§ Exercise instructions
Take each line containing "sure" and report it exactly as written.

§ Supplied records
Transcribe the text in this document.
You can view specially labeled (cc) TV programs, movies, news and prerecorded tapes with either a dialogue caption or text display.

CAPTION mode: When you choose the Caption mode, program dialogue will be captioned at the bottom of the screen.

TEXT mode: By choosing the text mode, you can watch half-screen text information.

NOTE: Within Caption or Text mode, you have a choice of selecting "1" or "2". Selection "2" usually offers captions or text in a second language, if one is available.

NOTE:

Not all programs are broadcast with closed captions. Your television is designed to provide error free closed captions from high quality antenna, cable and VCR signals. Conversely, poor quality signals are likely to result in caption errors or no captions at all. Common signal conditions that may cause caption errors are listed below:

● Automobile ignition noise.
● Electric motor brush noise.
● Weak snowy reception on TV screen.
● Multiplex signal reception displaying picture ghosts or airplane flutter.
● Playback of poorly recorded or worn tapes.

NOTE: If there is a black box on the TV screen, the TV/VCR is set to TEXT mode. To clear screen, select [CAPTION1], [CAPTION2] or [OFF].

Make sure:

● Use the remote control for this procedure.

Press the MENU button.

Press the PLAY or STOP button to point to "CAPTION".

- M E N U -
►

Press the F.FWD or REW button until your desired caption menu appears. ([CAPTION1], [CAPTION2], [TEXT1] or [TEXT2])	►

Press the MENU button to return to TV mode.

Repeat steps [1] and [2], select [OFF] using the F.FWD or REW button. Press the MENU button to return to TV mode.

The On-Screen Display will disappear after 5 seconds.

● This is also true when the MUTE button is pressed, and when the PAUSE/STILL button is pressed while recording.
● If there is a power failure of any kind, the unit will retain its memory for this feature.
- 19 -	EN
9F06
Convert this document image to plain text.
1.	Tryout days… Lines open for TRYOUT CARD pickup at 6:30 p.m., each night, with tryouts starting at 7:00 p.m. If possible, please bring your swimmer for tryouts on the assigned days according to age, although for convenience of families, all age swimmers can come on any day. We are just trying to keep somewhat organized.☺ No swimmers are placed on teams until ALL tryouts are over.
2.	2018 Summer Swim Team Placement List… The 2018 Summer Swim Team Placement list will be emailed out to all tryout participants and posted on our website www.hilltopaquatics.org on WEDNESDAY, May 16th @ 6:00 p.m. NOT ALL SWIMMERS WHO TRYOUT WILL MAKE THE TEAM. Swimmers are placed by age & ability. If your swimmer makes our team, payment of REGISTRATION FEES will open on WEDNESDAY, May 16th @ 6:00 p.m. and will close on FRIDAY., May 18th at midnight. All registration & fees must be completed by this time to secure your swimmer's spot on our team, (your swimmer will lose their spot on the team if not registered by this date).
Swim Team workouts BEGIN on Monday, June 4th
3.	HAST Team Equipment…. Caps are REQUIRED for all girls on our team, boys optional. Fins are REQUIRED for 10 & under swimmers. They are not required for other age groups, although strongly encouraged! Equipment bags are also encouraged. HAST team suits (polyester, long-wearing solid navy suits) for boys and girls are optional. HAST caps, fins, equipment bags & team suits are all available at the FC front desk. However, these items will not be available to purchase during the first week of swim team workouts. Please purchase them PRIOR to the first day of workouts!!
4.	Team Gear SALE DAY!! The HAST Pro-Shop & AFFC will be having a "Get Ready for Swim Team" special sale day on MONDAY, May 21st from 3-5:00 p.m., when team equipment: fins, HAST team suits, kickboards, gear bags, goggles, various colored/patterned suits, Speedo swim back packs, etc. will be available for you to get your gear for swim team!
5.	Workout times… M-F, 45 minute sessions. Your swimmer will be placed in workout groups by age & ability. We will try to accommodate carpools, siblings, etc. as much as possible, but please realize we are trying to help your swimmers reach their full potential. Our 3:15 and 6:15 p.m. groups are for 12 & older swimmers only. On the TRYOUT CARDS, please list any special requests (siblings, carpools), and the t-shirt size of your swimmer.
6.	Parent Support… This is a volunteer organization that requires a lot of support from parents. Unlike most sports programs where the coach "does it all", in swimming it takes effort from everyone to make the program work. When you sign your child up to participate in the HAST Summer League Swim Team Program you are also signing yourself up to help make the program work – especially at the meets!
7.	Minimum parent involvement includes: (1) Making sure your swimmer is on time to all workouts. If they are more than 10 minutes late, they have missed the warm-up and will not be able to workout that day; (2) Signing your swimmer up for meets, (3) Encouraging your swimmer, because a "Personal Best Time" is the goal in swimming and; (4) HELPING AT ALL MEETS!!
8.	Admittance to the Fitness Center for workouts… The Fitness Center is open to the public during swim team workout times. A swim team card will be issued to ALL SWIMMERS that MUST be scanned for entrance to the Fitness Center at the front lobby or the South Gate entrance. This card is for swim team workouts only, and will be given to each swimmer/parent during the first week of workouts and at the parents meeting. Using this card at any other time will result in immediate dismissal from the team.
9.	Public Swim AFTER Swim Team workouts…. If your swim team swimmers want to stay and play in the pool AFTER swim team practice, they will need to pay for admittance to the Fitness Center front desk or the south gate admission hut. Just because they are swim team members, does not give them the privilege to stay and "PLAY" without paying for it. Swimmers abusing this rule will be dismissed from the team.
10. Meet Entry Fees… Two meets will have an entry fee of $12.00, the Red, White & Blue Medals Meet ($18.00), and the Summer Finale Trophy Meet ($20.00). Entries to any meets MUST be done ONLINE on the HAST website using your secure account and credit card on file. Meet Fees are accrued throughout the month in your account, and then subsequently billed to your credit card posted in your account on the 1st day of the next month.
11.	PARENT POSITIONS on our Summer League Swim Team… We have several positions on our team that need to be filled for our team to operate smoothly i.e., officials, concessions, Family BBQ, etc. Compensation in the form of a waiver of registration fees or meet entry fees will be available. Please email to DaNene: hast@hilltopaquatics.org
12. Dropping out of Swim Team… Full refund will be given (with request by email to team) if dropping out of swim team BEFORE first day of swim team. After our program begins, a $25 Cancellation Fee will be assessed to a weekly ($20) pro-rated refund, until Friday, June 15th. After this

§ Reply
Make sure:
7.	Minimum parent involvement includes: (1) Making sure your swimmer is on time to all workouts. If they are more than 10 minutes late, they have missed the warm-up and will not be able to workout that day; (2) Signing your swimmer up for meets, (3) Encouraging your swimmer, because a "Personal Best Time" is the goal in swimming and; (4) HELPING AT ALL MEETS!!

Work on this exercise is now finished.